## Start Entries provided
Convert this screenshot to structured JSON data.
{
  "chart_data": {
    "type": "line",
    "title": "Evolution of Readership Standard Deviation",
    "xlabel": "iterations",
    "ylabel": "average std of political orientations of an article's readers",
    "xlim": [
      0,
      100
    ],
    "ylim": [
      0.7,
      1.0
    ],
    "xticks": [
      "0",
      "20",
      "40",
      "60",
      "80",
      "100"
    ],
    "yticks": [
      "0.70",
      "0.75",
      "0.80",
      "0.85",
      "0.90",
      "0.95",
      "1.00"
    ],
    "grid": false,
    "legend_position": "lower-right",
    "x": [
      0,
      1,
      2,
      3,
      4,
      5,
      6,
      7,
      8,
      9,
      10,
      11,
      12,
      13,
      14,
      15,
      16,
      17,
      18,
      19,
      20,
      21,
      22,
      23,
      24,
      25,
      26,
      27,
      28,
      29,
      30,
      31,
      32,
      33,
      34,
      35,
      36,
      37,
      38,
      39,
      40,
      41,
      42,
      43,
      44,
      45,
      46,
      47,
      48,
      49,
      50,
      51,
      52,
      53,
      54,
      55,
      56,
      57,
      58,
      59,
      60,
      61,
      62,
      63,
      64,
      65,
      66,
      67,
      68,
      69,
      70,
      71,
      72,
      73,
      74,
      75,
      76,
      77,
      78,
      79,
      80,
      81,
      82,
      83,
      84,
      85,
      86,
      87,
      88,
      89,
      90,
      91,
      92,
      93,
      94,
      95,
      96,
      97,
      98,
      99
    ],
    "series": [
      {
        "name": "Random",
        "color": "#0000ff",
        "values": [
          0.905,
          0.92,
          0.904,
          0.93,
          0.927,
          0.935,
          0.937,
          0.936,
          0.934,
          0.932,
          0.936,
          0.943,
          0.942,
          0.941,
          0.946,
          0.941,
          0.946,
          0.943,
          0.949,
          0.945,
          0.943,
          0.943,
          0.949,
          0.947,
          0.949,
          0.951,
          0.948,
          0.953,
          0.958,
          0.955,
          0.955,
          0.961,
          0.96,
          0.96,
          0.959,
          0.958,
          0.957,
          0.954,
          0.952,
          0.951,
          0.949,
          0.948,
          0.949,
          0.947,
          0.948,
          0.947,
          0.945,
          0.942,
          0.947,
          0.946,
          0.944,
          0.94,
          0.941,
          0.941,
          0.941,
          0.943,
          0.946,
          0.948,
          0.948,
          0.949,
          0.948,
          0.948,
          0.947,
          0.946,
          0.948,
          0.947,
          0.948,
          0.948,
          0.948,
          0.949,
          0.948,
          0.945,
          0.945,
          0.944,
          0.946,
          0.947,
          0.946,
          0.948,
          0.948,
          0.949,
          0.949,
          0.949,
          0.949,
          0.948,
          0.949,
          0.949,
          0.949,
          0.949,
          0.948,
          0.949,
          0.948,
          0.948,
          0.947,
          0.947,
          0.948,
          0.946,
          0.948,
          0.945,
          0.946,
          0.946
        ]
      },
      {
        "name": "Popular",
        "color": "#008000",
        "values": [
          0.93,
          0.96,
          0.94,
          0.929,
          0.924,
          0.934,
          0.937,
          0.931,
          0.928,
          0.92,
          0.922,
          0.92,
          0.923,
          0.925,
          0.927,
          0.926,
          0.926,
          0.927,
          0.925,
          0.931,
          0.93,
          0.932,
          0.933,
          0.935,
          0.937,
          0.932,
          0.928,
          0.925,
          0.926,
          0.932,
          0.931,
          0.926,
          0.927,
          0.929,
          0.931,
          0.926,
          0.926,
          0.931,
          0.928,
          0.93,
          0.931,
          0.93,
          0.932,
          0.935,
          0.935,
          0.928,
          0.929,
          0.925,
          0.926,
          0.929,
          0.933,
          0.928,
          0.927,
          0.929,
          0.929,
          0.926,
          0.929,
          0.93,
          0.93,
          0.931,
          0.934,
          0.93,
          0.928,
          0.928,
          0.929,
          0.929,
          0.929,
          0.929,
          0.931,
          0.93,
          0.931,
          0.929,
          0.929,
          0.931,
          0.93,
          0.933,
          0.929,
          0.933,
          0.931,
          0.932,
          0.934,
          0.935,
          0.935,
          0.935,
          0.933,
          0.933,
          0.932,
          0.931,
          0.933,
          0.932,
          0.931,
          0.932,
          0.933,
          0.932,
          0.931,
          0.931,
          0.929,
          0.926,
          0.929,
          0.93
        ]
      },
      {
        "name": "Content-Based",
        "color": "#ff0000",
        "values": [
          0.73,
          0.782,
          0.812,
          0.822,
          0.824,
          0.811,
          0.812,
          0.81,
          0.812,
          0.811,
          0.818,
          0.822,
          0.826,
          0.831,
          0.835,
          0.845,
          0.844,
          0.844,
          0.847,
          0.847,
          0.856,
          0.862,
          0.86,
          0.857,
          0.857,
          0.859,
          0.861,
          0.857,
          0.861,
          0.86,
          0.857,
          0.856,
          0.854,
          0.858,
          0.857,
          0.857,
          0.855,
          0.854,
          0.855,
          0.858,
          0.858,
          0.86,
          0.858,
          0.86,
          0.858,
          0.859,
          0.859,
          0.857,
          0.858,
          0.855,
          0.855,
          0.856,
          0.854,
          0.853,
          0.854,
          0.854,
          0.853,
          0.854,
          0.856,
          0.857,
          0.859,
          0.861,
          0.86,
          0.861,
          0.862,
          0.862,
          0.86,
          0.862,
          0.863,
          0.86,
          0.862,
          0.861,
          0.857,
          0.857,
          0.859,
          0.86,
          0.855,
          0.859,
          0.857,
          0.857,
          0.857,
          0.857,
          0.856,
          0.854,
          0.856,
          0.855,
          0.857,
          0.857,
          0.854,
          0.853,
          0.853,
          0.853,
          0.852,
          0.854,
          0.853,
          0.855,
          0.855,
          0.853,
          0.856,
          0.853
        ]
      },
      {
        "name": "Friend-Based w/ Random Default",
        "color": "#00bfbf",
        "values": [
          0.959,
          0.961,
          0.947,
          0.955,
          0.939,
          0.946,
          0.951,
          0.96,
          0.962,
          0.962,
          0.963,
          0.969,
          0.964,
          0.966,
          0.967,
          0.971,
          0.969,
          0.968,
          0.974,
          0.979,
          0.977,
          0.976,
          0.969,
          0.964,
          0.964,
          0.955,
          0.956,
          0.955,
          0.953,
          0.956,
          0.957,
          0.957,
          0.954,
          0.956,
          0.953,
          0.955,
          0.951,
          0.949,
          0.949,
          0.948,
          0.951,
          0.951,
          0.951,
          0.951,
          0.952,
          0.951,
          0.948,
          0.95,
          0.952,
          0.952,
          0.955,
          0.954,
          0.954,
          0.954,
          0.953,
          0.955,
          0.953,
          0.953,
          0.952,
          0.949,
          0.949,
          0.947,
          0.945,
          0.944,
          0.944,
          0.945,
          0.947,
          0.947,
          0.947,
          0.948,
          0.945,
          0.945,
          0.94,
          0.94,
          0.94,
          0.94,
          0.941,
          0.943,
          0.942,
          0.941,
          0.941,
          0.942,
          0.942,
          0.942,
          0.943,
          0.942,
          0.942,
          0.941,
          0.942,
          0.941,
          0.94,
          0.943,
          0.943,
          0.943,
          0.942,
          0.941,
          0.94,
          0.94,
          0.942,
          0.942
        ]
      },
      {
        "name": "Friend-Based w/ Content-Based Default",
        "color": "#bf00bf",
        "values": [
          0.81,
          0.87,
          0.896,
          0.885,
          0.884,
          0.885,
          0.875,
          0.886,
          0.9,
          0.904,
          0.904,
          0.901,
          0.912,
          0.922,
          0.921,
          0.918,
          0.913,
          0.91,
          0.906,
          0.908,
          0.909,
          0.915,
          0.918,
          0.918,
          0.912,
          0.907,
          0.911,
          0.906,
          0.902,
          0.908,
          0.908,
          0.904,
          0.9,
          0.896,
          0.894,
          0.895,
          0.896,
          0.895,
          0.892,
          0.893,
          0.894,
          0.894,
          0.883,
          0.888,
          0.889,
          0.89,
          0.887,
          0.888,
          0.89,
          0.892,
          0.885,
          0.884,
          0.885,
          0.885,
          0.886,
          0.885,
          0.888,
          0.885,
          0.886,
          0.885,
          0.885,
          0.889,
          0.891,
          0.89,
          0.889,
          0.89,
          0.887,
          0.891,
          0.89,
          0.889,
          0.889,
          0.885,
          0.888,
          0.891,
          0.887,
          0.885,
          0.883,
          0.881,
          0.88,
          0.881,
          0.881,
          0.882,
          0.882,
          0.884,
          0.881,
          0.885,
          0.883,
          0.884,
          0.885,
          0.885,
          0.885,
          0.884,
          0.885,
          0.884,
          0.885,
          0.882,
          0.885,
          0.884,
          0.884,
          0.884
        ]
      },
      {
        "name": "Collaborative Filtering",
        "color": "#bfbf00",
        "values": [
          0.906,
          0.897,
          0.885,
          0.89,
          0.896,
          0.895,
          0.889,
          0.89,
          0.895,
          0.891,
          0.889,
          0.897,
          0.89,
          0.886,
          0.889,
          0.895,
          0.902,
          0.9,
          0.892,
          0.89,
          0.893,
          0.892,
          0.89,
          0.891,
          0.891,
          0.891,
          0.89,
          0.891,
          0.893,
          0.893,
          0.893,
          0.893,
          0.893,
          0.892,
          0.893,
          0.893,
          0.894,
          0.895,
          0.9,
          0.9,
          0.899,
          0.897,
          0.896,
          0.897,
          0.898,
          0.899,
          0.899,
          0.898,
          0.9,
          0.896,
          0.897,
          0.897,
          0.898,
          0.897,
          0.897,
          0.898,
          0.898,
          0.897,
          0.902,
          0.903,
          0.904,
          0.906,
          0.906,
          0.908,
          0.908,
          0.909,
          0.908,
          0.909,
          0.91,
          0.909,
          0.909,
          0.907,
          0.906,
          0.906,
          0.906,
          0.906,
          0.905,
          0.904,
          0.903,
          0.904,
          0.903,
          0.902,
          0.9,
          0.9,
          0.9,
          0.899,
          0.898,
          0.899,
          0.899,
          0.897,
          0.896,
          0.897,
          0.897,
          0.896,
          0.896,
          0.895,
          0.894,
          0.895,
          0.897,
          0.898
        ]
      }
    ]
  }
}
## End Entries provided
**Exercise brief:** Report how many lines in the records above contain the word "Friend", giving only the number.

**Reply to the exercise:** 2